%%

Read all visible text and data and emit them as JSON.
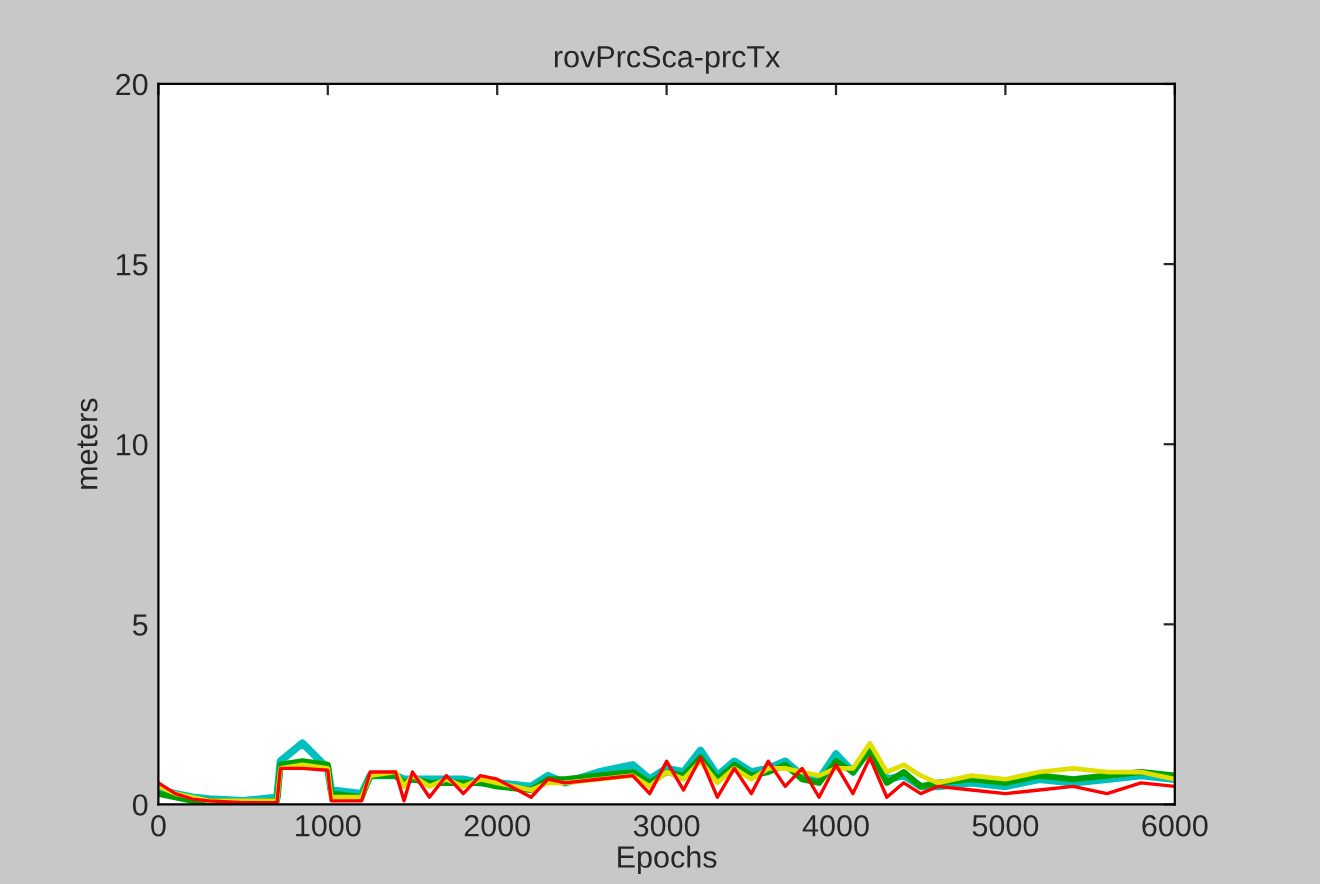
{
  "chart_data": {
    "type": "line",
    "title": "rovPrcSca-prcTx",
    "xlabel": "Epochs",
    "ylabel": "meters",
    "x": [
      0,
      100,
      200,
      300,
      500,
      700,
      720,
      850,
      1000,
      1020,
      1200,
      1250,
      1400,
      1450,
      1500,
      1600,
      1700,
      1800,
      1900,
      2000,
      2200,
      2300,
      2400,
      2600,
      2800,
      2900,
      3000,
      3100,
      3200,
      3300,
      3400,
      3500,
      3600,
      3700,
      3800,
      3900,
      4000,
      4100,
      4200,
      4300,
      4400,
      4500,
      4600,
      4800,
      5000,
      5200,
      5400,
      5600,
      5800,
      6000
    ],
    "series": [
      {
        "color": "#00bfbf",
        "values": [
          0.4,
          0.3,
          0.2,
          0.15,
          0.1,
          0.2,
          1.2,
          1.7,
          1.0,
          0.4,
          0.3,
          0.8,
          0.8,
          0.7,
          0.7,
          0.7,
          0.7,
          0.7,
          0.6,
          0.6,
          0.5,
          0.8,
          0.6,
          0.9,
          1.1,
          0.7,
          1.0,
          0.9,
          1.5,
          0.8,
          1.2,
          0.9,
          1.0,
          1.2,
          0.8,
          0.7,
          1.4,
          0.9,
          1.6,
          0.7,
          0.8,
          0.5,
          0.5,
          0.6,
          0.5,
          0.7,
          0.6,
          0.7,
          0.8,
          0.7
        ]
      },
      {
        "color": "#00a000",
        "values": [
          0.3,
          0.2,
          0.1,
          0.1,
          0.05,
          0.1,
          1.1,
          1.2,
          1.1,
          0.3,
          0.2,
          0.8,
          0.8,
          0.6,
          0.7,
          0.6,
          0.6,
          0.6,
          0.6,
          0.5,
          0.4,
          0.7,
          0.7,
          0.8,
          0.9,
          0.6,
          0.9,
          0.8,
          1.3,
          0.7,
          1.1,
          0.8,
          0.9,
          1.1,
          0.7,
          0.6,
          1.2,
          0.9,
          1.5,
          0.6,
          0.9,
          0.5,
          0.6,
          0.7,
          0.6,
          0.8,
          0.7,
          0.8,
          0.9,
          0.8
        ]
      },
      {
        "color": "#e0e000",
        "values": [
          0.5,
          0.3,
          0.2,
          0.1,
          0.1,
          0.1,
          1.0,
          1.1,
          1.0,
          0.2,
          0.2,
          0.8,
          0.9,
          0.5,
          0.8,
          0.5,
          0.7,
          0.5,
          0.7,
          0.6,
          0.4,
          0.6,
          0.6,
          0.7,
          0.8,
          0.5,
          0.9,
          0.7,
          1.2,
          0.6,
          1.0,
          0.7,
          1.0,
          1.0,
          0.9,
          0.8,
          1.0,
          1.0,
          1.7,
          0.9,
          1.1,
          0.8,
          0.6,
          0.8,
          0.7,
          0.9,
          1.0,
          0.9,
          0.9,
          0.7
        ]
      },
      {
        "color": "#ff0000",
        "values": [
          0.6,
          0.3,
          0.15,
          0.1,
          0.05,
          0.05,
          1.0,
          1.0,
          0.95,
          0.1,
          0.1,
          0.9,
          0.9,
          0.1,
          0.9,
          0.2,
          0.8,
          0.3,
          0.8,
          0.7,
          0.2,
          0.7,
          0.6,
          0.7,
          0.8,
          0.3,
          1.2,
          0.4,
          1.3,
          0.2,
          1.0,
          0.3,
          1.2,
          0.5,
          1.0,
          0.2,
          1.1,
          0.3,
          1.3,
          0.2,
          0.6,
          0.3,
          0.5,
          0.4,
          0.3,
          0.4,
          0.5,
          0.3,
          0.6,
          0.5
        ]
      }
    ],
    "xlim": [
      0,
      6000
    ],
    "xticks": [
      0,
      1000,
      2000,
      3000,
      4000,
      5000,
      6000
    ],
    "ylim": [
      0,
      20
    ],
    "yticks": [
      0,
      5,
      10,
      15,
      20
    ],
    "grid": false,
    "marker": "none",
    "line_style": "solid"
  }
}
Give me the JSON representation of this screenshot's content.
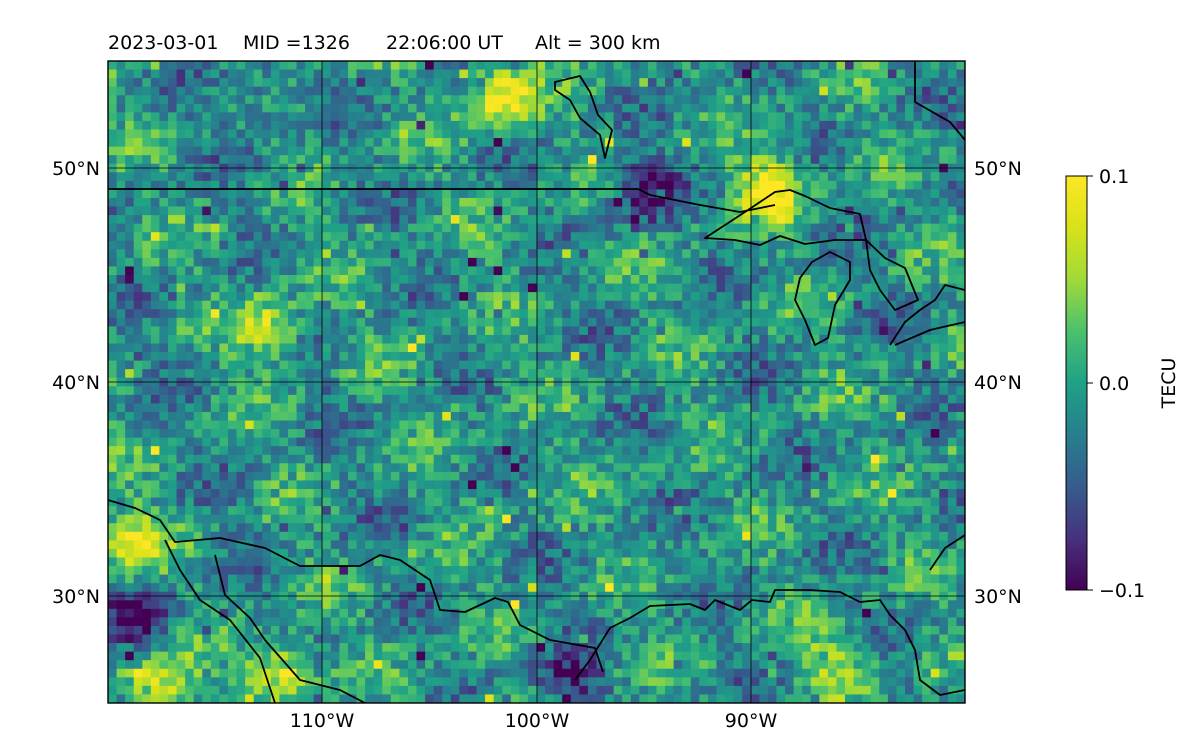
{
  "header": {
    "date": "2023-03-01",
    "mid": "MID =1326",
    "time": "22:06:00  UT",
    "alt": "Alt = 300 km"
  },
  "chart_data": {
    "type": "heatmap",
    "title": "2023-03-01  MID =1326    22:06:00  UT  Alt = 300 km",
    "colormap": "viridis",
    "colorbar": {
      "label": "TECU",
      "range": [
        -0.1,
        0.1
      ],
      "ticks": [
        {
          "value": 0.1,
          "label": "0.1"
        },
        {
          "value": 0.0,
          "label": "0.0"
        },
        {
          "value": -0.1,
          "label": "−0.1"
        }
      ]
    },
    "lon_range": [
      -120,
      -80
    ],
    "lat_range": [
      25,
      55
    ],
    "lon_ticks": [
      {
        "value": -110,
        "label": "110°W"
      },
      {
        "value": -100,
        "label": "100°W"
      },
      {
        "value": -90,
        "label": "90°W"
      }
    ],
    "lat_ticks": [
      {
        "value": 50,
        "label": "50°N"
      },
      {
        "value": 40,
        "label": "40°N"
      },
      {
        "value": 30,
        "label": "30°N"
      }
    ],
    "grid": true,
    "base_value": -0.01,
    "features": [
      {
        "name": "northern-plains-high",
        "lon": -101.5,
        "lat": 53.5,
        "value": 0.1
      },
      {
        "name": "upper-midwest-high",
        "lon": -89,
        "lat": 49,
        "value": 0.1
      },
      {
        "name": "baja-high",
        "lon": -117.5,
        "lat": 26,
        "value": 0.09
      },
      {
        "name": "west-coast-high",
        "lon": -119,
        "lat": 32.5,
        "value": 0.08
      },
      {
        "name": "southwest-high",
        "lon": -112,
        "lat": 26.5,
        "value": 0.09
      },
      {
        "name": "nevada-high",
        "lon": -112.5,
        "lat": 42.5,
        "value": 0.07
      },
      {
        "name": "gulf-coast-high",
        "lon": -86,
        "lat": 27,
        "value": 0.06
      },
      {
        "name": "mexico-low",
        "lon": -98.5,
        "lat": 26,
        "value": -0.08
      },
      {
        "name": "pacific-low",
        "lon": -118.5,
        "lat": 29,
        "value": -0.09
      },
      {
        "name": "lake-superior-low",
        "lon": -95,
        "lat": 49,
        "value": -0.09
      },
      {
        "name": "canada-west-low",
        "lon": -113,
        "lat": 53.5,
        "value": -0.05
      }
    ]
  }
}
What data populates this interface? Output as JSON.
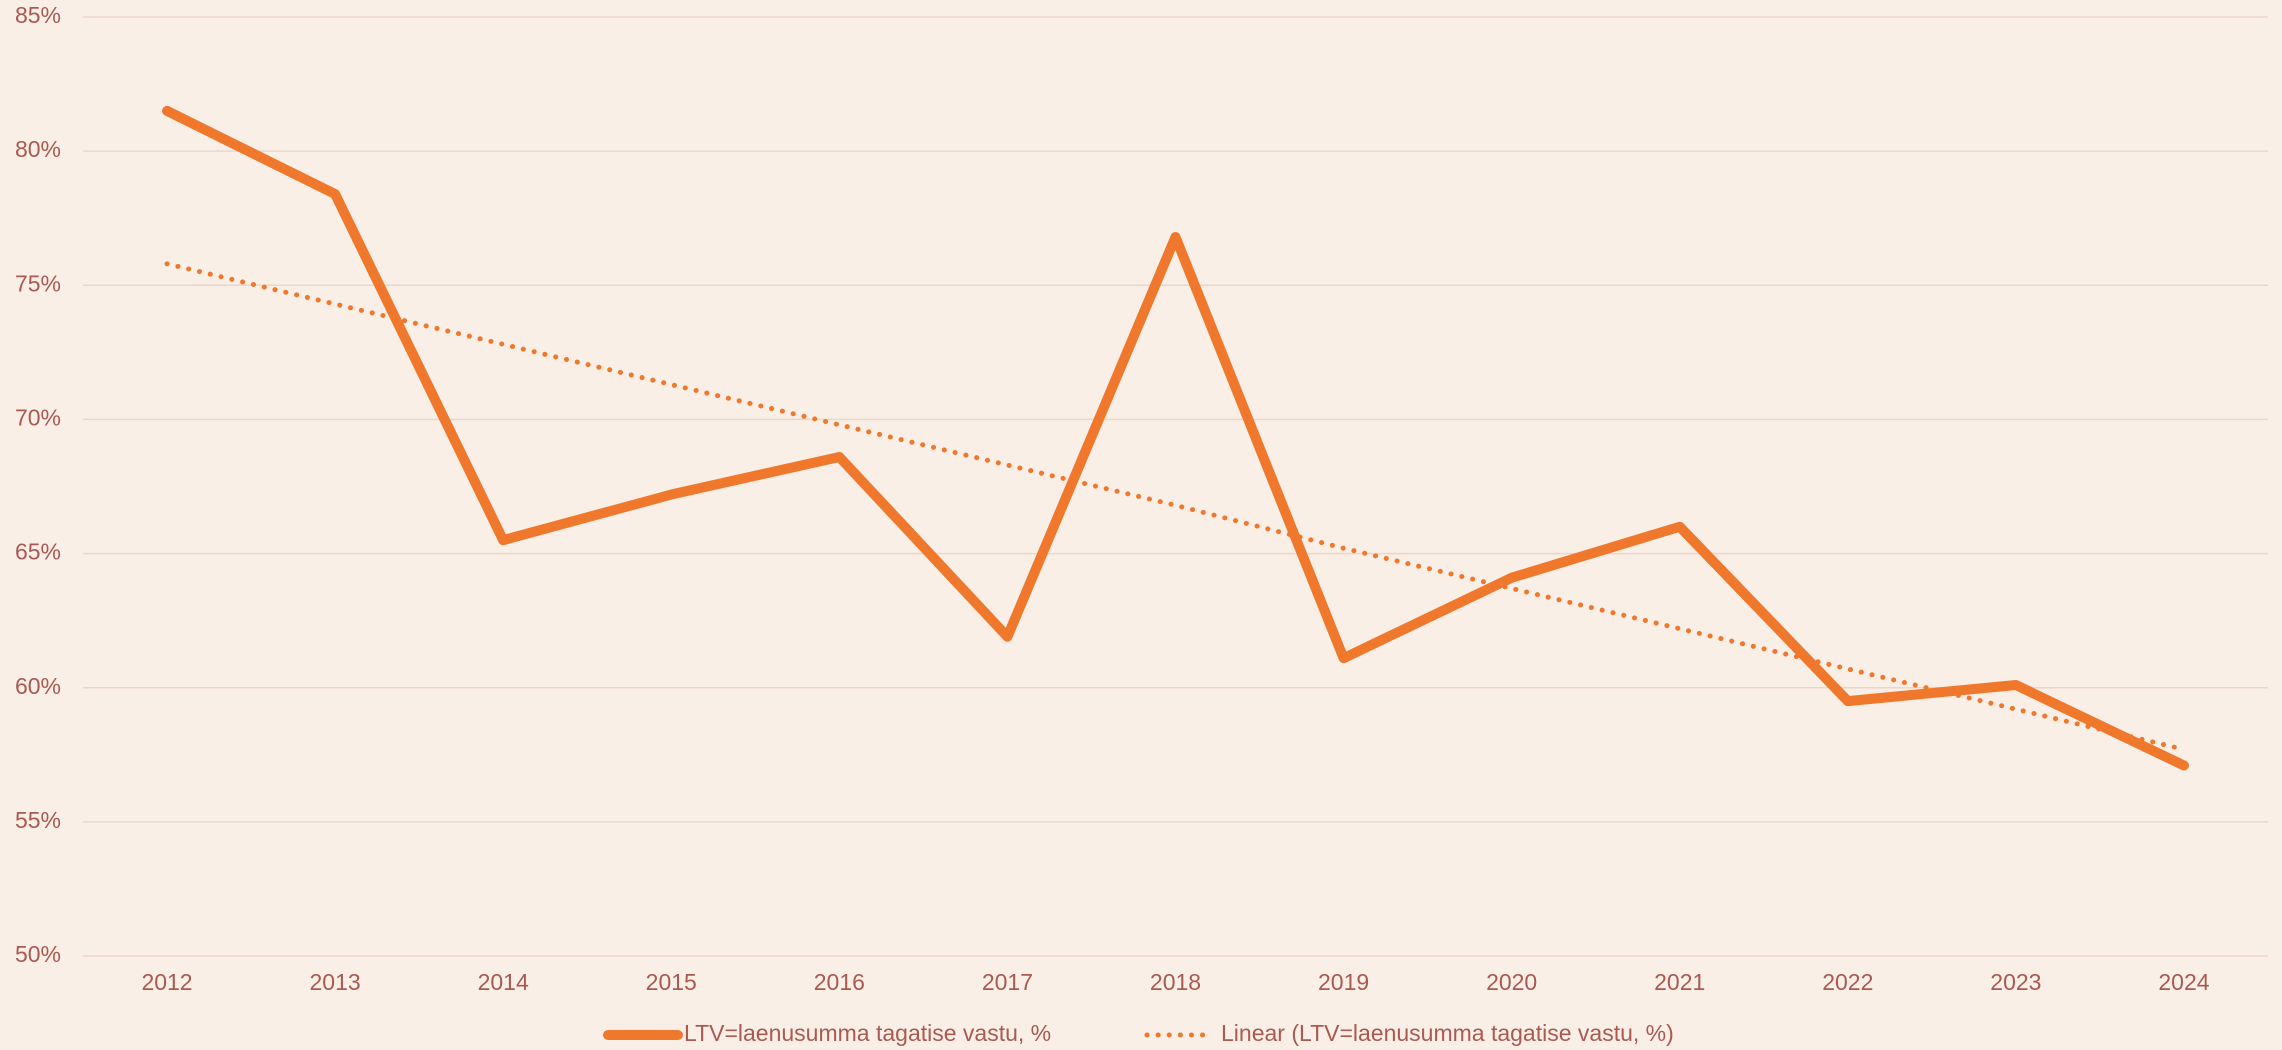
{
  "chart_data": {
    "type": "line",
    "categories": [
      "2012",
      "2013",
      "2014",
      "2015",
      "2016",
      "2017",
      "2018",
      "2019",
      "2020",
      "2021",
      "2022",
      "2023",
      "2024"
    ],
    "series": [
      {
        "name": "LTV=laenusumma tagatise vastu, %",
        "color": "#f0782d",
        "style": "solid",
        "values": [
          81.5,
          78.4,
          65.5,
          67.2,
          68.6,
          61.9,
          76.8,
          61.1,
          64.1,
          66.0,
          59.5,
          60.1,
          57.1
        ]
      },
      {
        "name": "Linear (LTV=laenusumma tagatise vastu, %)",
        "color": "#f0782d",
        "style": "dotted",
        "values": [
          75.8,
          74.3,
          72.8,
          71.3,
          69.8,
          68.3,
          66.8,
          65.2,
          63.7,
          62.2,
          60.7,
          59.2,
          57.7
        ]
      }
    ],
    "ylim": [
      50,
      85
    ],
    "yticks": [
      {
        "value": 50,
        "label": "50%"
      },
      {
        "value": 55,
        "label": "55%"
      },
      {
        "value": 60,
        "label": "60%"
      },
      {
        "value": 65,
        "label": "65%"
      },
      {
        "value": 70,
        "label": "70%"
      },
      {
        "value": 75,
        "label": "75%"
      },
      {
        "value": 80,
        "label": "80%"
      },
      {
        "value": 85,
        "label": "85%"
      }
    ],
    "grid": true,
    "legend": "bottom"
  }
}
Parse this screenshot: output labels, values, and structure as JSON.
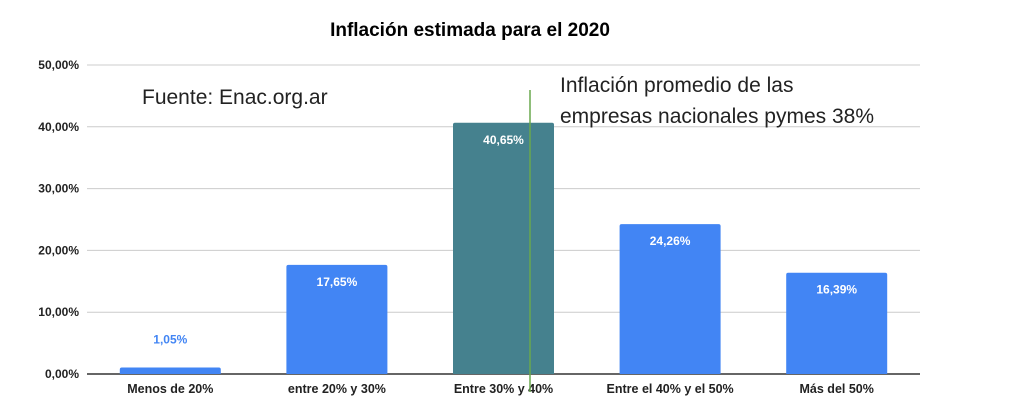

%%

▸ **Written task**:
Search the entries for the word "high", then gather every line that has it.

▸ **Task result**:
        "name": "northern-plains-high",
        "name": "upper-midwest-high",
        "name": "baja-high",
        "name": "west-coast-high",
        "name": "southwest-high",
        "name": "nevada-high",
        "name": "gulf-coast-high",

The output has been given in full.